• WHAT YOU SHOULD DO: Print all the data, keeping every line exactly as it is.

• DATASET ROWS:
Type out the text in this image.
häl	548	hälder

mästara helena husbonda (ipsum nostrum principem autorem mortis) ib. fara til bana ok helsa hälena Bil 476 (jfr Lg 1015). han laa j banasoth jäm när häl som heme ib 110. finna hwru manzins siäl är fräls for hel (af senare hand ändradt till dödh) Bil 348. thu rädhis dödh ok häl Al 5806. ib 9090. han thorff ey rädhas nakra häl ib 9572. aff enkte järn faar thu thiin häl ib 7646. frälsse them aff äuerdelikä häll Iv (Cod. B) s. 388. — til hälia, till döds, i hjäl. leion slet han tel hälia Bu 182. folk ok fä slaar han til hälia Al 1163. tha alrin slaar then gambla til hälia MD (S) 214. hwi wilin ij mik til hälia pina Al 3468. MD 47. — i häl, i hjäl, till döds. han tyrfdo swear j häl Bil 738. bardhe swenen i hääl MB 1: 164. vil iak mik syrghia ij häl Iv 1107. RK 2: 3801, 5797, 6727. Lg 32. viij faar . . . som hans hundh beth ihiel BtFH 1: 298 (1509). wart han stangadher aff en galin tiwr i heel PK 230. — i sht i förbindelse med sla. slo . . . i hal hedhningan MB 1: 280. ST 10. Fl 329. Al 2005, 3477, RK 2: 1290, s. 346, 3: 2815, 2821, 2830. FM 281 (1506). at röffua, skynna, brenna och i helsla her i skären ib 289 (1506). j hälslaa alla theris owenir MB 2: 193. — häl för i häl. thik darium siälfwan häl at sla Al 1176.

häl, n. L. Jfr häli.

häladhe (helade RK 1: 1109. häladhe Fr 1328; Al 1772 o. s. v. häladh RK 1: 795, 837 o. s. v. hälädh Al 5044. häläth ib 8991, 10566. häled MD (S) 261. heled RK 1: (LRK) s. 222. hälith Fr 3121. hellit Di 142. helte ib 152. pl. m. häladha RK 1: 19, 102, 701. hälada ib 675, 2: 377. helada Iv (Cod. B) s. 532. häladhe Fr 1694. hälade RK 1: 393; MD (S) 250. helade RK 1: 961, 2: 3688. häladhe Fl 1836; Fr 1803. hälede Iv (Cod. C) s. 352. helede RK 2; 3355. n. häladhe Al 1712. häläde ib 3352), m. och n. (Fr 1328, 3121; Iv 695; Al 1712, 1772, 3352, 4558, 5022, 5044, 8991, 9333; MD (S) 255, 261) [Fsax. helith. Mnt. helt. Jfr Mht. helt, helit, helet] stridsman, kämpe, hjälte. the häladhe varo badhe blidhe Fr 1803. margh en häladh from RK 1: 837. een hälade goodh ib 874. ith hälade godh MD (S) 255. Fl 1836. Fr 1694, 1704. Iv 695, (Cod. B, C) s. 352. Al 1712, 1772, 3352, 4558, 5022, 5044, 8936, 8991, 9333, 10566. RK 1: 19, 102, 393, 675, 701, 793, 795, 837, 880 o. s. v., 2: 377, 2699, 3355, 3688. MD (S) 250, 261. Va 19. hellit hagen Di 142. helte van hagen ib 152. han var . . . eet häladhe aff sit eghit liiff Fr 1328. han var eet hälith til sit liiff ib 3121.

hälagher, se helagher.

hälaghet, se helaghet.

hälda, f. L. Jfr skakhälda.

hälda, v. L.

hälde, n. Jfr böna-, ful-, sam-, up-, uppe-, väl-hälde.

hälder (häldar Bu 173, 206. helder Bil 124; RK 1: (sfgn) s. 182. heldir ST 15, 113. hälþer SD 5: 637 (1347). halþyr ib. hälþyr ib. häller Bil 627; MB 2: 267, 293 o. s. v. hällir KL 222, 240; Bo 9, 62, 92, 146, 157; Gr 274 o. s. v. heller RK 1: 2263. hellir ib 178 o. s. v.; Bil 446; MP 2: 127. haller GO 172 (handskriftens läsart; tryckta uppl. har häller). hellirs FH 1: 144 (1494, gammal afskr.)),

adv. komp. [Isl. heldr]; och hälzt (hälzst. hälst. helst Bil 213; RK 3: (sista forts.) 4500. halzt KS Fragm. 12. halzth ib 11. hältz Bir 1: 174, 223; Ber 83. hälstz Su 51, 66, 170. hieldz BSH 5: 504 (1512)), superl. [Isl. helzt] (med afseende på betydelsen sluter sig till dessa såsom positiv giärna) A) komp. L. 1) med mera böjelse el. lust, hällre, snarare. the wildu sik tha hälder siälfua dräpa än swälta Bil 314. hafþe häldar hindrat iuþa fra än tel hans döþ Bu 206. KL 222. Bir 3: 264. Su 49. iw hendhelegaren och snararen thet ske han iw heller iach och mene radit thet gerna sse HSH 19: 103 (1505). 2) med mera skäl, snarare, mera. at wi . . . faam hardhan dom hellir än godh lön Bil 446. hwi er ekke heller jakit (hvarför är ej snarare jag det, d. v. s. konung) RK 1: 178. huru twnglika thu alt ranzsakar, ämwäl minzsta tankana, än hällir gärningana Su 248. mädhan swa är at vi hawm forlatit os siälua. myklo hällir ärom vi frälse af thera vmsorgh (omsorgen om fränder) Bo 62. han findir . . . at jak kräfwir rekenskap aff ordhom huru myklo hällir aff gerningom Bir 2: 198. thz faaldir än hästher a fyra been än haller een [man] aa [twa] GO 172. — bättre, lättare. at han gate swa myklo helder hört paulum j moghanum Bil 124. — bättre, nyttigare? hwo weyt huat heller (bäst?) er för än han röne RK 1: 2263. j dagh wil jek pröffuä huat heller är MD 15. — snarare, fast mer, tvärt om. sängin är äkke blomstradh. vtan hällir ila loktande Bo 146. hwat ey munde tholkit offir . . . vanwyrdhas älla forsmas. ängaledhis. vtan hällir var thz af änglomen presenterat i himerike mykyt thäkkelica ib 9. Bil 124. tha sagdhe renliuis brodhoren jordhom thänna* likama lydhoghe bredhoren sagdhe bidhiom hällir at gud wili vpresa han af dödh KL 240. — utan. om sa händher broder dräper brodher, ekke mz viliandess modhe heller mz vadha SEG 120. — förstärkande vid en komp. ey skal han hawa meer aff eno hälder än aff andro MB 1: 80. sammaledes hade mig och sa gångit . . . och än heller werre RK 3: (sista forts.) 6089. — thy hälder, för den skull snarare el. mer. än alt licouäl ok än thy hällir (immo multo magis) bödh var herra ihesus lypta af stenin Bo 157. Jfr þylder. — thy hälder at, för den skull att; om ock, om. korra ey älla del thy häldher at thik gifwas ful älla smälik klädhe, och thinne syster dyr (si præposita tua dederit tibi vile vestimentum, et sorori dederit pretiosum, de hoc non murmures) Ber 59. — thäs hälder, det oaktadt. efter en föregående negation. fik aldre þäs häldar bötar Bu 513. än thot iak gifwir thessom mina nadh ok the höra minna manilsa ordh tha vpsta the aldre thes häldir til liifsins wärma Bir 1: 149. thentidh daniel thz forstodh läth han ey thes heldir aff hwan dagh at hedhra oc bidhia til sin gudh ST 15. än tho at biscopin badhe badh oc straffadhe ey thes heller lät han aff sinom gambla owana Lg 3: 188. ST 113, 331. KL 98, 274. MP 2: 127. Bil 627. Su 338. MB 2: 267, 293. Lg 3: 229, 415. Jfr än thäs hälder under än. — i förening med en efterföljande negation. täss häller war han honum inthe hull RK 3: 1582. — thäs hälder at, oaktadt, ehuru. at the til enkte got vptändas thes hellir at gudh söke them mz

• PROBLEM SOLUTION:
Type out the text in this image.
häl	548	hälder

mästara helena husbonda (ipsum nostrum principem autorem mortis) ib. fara til bana ok helsa hälena Bil 476 (jfr Lg 1015). han laa j banasoth jäm när häl som heme ib 110. finna hwru manzins siäl är fräls for hel (af senare hand ändradt till dödh) Bil 348. thu rädhis dödh ok häl Al 5806. ib 9090. han thorff ey rädhas nakra häl ib 9572. aff enkte järn faar thu thiin häl ib 7646. frälsse them aff äuerdelikä häll Iv (Cod. B) s. 388. — til hälia, till döds, i hjäl. leion slet han tel hälia Bu 182. folk ok fä slaar han til hälia Al 1163. tha alrin slaar then gambla til hälia MD (S) 214. hwi wilin ij mik til hälia pina Al 3468. MD 47. — i häl, i hjäl, till döds. han tyrfdo swear j häl Bil 738. bardhe swenen i hääl MB 1: 164. vil iak mik syrghia ij häl Iv 1107. RK 2: 3801, 5797, 6727. Lg 32. viij faar . . . som hans hundh beth ihiel BtFH 1: 298 (1509). wart han stangadher aff en galin tiwr i heel PK 230. — i sht i förbindelse med sla. slo . . . i hal hedhningan MB 1: 280. ST 10. Fl 329. Al 2005, 3477, RK 2: 1290, s. 346, 3: 2815, 2821, 2830. FM 281 (1506). at röffua, skynna, brenna och i helsla her i skären ib 289 (1506). j hälslaa alla theris owenir MB 2: 193. — häl för i häl. thik darium siälfwan häl at sla Al 1176.

häl, n. L. Jfr häli.

häladhe (helade RK 1: 1109. häladhe Fr 1328; Al 1772 o. s. v. häladh RK 1: 795, 837 o. s. v. hälädh Al 5044. häläth ib 8991, 10566. häled MD (S) 261. heled RK 1: (LRK) s. 222. hälith Fr 3121. hellit Di 142. helte ib 152. pl. m. häladha RK 1: 19, 102, 701. hälada ib 675, 2: 377. helada Iv (Cod. B) s. 532. häladhe Fr 1694. hälade RK 1: 393; MD (S) 250. helade RK 1: 961, 2: 3688. häladhe Fl 1836; Fr 1803. hälede Iv (Cod. C) s. 352. helede RK 2; 3355. n. häladhe Al 1712. häläde ib 3352), m. och n. (Fr 1328, 3121; Iv 695; Al 1712, 1772, 3352, 4558, 5022, 5044, 8991, 9333; MD (S) 255, 261) [Fsax. helith. Mnt. helt. Jfr Mht. helt, helit, helet] stridsman, kämpe, hjälte. the häladhe varo badhe blidhe Fr 1803. margh en häladh from RK 1: 837. een hälade goodh ib 874. ith hälade godh MD (S) 255. Fl 1836. Fr 1694, 1704. Iv 695, (Cod. B, C) s. 352. Al 1712, 1772, 3352, 4558, 5022, 5044, 8936, 8991, 9333, 10566. RK 1: 19, 102, 393, 675, 701, 793, 795, 837, 880 o. s. v., 2: 377, 2699, 3355, 3688. MD (S) 250, 261. Va 19. hellit hagen Di 142. helte van hagen ib 152. han var . . . eet häladhe aff sit eghit liiff Fr 1328. han var eet hälith til sit liiff ib 3121.

hälagher, se helagher.

hälaghet, se helaghet.

hälda, f. L. Jfr skakhälda.

hälda, v. L.

hälde, n. Jfr böna-, ful-, sam-, up-, uppe-, väl-hälde.

hälder (häldar Bu 173, 206. helder Bil 124; RK 1: (sfgn) s. 182. heldir ST 15, 113. hälþer SD 5: 637 (1347). halþyr ib. hälþyr ib. häller Bil 627; MB 2: 267, 293 o. s. v. hällir KL 222, 240; Bo 9, 62, 92, 146, 157; Gr 274 o. s. v. heller RK 1: 2263. hellir ib 178 o. s. v.; Bil 446; MP 2: 127. haller GO 172 (handskriftens läsart; tryckta uppl. har häller). hellirs FH 1: 144 (1494, gammal afskr.)),

adv. komp. [Isl. heldr]; och hälzt (hälzst. hälst. helst Bil 213; RK 3: (sista forts.) 4500. halzt KS Fragm. 12. halzth ib 11. hältz Bir 1: 174, 223; Ber 83. hälstz Su 51, 66, 170. hieldz BSH 5: 504 (1512)), superl. [Isl. helzt] (med afseende på betydelsen sluter sig till dessa såsom positiv giärna) A) komp. L. 1) med mera böjelse el. lust, hällre, snarare. the wildu sik tha hälder siälfua dräpa än swälta Bil 314. hafþe häldar hindrat iuþa fra än tel hans döþ Bu 206. KL 222. Bir 3: 264. Su 49. iw hendhelegaren och snararen thet ske han iw heller iach och mene radit thet gerna sse HSH 19: 103 (1505). 2) med mera skäl, snarare, mera. at wi . . . faam hardhan dom hellir än godh lön Bil 446. hwi er ekke heller jakit (hvarför är ej snarare jag det, d. v. s. konung) RK 1: 178. huru twnglika thu alt ranzsakar, ämwäl minzsta tankana, än hällir gärningana Su 248. mädhan swa är at vi hawm forlatit os siälua. myklo hällir ärom vi frälse af thera vmsorgh (omsorgen om fränder) Bo 62. han findir . . . at jak kräfwir rekenskap aff ordhom huru myklo hällir aff gerningom Bir 2: 198. thz faaldir än hästher a fyra been än haller een [man] aa [twa] GO 172. — bättre, lättare. at han gate swa myklo helder hört paulum j moghanum Bil 124. — bättre, nyttigare? hwo weyt huat heller (bäst?) er för än han röne RK 1: 2263. j dagh wil jek pröffuä huat heller är MD 15. — snarare, fast mer, tvärt om. sängin är äkke blomstradh. vtan hällir ila loktande Bo 146. hwat ey munde tholkit offir . . . vanwyrdhas älla forsmas. ängaledhis. vtan hällir var thz af änglomen presenterat i himerike mykyt thäkkelica ib 9. Bil 124. tha sagdhe renliuis brodhoren jordhom thänna* likama lydhoghe bredhoren sagdhe bidhiom hällir at gud wili vpresa han af dödh KL 240. — utan. om sa händher broder dräper brodher, ekke mz viliandess modhe heller mz vadha SEG 120. — förstärkande vid en komp. ey skal han hawa meer aff eno hälder än aff andro MB 1: 80. sammaledes hade mig och sa gångit . . . och än heller werre RK 3: (sista forts.) 6089. — thy hälder, för den skull snarare el. mer. än alt licouäl ok än thy hällir (immo multo magis) bödh var herra ihesus lypta af stenin Bo 157. Jfr þylder. — thy hälder at, för den skull att; om ock, om. korra ey älla del thy häldher at thik gifwas ful älla smälik klädhe, och thinne syster dyr (si præposita tua dederit tibi vile vestimentum, et sorori dederit pretiosum, de hoc non murmures) Ber 59. — thäs hälder, det oaktadt. efter en föregående negation. fik aldre þäs häldar bötar Bu 513. än thot iak gifwir thessom mina nadh ok the höra minna manilsa ordh tha vpsta the aldre thes häldir til liifsins wärma Bir 1: 149. thentidh daniel thz forstodh läth han ey thes heldir aff hwan dagh at hedhra oc bidhia til sin gudh ST 15. än tho at biscopin badhe badh oc straffadhe ey thes heller lät han aff sinom gambla owana Lg 3: 188. ST 113, 331. KL 98, 274. MP 2: 127. Bil 627. Su 338. MB 2: 267, 293. Lg 3: 229, 415. Jfr än thäs hälder under än. — i förening med en efterföljande negation. täss häller war han honum inthe hull RK 3: 1582. — thäs hälder at, oaktadt, ehuru. at the til enkte got vptändas thes hellir at gudh söke them mz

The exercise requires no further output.